● What needs to be done
In the entries below, find every line with "мероприятия" and copy it.

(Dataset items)
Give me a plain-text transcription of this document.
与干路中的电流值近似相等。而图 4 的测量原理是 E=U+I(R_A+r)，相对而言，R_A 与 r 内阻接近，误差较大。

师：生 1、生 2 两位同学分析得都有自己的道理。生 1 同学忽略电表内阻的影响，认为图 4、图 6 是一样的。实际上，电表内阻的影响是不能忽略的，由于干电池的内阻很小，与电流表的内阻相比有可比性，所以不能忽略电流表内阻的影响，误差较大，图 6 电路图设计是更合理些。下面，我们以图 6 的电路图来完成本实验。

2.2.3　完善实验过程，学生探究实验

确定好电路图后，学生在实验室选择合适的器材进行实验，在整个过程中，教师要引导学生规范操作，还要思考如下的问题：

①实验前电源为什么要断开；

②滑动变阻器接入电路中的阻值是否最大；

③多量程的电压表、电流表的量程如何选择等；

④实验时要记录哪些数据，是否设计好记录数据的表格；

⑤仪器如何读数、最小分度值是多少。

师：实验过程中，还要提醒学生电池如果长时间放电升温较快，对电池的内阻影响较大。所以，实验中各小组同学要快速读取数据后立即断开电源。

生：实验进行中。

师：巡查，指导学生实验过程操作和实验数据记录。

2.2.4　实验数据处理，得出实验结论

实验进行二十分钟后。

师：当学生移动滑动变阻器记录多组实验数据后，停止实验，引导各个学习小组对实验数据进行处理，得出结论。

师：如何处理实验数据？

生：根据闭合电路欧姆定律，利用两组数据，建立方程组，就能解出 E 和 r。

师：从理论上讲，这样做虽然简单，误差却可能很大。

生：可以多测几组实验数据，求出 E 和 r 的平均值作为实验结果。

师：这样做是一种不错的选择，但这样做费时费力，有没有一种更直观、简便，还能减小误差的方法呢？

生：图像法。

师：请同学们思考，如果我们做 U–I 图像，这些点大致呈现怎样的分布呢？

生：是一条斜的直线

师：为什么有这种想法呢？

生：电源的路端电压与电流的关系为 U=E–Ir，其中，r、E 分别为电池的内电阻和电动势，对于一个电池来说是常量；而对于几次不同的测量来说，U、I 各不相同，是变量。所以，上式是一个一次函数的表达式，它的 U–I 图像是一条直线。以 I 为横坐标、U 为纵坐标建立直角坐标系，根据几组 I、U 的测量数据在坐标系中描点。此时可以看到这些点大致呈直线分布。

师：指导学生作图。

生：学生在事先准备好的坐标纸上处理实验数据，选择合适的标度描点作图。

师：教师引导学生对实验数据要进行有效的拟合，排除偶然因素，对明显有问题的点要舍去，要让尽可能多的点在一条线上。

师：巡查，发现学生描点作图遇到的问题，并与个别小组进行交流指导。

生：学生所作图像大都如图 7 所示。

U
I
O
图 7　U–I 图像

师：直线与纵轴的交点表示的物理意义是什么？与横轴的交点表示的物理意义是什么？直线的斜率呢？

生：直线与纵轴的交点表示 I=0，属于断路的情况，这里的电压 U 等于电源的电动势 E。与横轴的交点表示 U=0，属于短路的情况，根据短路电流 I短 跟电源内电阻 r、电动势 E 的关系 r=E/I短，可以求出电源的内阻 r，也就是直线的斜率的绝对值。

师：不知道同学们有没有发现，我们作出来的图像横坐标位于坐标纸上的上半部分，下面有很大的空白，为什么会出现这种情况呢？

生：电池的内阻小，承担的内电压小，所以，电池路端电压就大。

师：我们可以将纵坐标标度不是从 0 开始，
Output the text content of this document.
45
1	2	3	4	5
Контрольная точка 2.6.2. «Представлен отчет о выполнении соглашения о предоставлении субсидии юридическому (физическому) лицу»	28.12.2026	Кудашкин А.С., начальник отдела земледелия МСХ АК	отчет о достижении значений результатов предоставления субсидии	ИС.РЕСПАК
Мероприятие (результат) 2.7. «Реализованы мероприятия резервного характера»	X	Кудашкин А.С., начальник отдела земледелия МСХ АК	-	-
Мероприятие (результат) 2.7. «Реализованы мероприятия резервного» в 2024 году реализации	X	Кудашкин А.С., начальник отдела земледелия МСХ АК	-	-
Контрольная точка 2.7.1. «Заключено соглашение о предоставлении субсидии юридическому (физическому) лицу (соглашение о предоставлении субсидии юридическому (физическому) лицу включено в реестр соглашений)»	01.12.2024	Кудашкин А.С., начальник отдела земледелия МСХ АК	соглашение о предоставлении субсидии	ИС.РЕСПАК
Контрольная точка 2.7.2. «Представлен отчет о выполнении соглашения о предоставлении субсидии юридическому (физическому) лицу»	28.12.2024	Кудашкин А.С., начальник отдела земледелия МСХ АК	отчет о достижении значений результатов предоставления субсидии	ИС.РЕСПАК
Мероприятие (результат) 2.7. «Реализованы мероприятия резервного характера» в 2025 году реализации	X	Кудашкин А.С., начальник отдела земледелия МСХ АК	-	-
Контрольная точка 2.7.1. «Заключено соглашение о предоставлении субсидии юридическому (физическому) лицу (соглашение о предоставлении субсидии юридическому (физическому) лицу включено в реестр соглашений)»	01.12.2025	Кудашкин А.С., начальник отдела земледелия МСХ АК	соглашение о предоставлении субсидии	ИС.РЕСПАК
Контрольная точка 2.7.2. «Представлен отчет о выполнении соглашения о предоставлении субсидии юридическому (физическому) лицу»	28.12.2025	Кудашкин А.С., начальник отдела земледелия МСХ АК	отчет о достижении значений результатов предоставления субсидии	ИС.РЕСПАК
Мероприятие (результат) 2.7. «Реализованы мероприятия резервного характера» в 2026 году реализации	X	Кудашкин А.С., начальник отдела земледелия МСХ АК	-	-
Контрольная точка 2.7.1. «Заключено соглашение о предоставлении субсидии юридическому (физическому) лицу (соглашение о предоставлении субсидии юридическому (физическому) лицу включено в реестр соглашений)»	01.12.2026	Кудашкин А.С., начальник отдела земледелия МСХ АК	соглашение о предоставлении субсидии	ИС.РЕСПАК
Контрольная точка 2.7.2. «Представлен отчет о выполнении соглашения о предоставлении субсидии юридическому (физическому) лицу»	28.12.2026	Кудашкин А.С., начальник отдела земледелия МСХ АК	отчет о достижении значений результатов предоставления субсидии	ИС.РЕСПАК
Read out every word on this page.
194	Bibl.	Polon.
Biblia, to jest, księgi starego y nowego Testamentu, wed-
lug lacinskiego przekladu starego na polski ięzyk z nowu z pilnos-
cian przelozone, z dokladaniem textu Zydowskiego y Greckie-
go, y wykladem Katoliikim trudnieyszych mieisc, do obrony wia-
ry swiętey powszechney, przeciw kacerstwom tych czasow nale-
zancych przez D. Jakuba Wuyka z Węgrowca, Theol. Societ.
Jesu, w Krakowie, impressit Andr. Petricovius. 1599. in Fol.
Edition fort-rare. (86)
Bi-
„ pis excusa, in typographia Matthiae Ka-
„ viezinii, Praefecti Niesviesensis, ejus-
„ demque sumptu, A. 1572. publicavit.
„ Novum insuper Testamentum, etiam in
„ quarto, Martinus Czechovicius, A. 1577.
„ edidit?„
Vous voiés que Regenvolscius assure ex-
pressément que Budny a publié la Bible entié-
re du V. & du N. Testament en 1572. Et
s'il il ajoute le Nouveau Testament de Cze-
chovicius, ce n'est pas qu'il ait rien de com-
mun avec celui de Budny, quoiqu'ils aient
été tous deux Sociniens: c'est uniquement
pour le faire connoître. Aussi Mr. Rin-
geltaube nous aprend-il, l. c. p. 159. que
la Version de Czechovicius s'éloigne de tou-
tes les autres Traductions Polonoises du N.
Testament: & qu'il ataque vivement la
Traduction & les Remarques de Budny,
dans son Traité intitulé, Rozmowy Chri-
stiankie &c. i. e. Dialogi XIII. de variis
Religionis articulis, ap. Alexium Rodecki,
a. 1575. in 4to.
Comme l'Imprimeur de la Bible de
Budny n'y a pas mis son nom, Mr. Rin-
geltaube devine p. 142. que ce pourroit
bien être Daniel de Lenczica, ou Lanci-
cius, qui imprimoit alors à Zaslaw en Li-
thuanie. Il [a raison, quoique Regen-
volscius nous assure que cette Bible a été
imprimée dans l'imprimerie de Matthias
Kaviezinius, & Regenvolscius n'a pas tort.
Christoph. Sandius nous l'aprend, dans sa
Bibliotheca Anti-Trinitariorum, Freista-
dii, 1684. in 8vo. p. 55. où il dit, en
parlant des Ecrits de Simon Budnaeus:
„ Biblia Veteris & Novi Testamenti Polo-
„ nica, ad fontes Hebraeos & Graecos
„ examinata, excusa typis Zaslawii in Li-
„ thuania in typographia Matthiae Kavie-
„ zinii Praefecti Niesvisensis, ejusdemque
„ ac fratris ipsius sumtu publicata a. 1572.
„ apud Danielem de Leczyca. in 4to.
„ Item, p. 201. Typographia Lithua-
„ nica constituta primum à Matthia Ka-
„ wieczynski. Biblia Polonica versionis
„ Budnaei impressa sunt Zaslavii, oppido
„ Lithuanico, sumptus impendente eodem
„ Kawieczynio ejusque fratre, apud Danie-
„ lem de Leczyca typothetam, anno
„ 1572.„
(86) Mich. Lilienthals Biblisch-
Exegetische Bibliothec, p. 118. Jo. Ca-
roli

● Final result
Мероприятие (результат) 2.7. «Реализованы мероприятия резервного характера»	X	Кудашкин А.С., начальник отдела земледелия МСХ АК	-	-
Мероприятие (результат) 2.7. «Реализованы мероприятия резервного» в 2024 году реализации	X	Кудашкин А.С., начальник отдела земледелия МСХ АК	-	-
Мероприятие (результат) 2.7. «Реализованы мероприятия резервного характера» в 2025 году реализации	X	Кудашкин А.С., начальник отдела земледелия МСХ АК	-	-
Мероприятие (результат) 2.7. «Реализованы мероприятия резервного характера» в 2026 году реализации	X	Кудашкин А.С., начальник отдела земледелия МСХ АК	-	-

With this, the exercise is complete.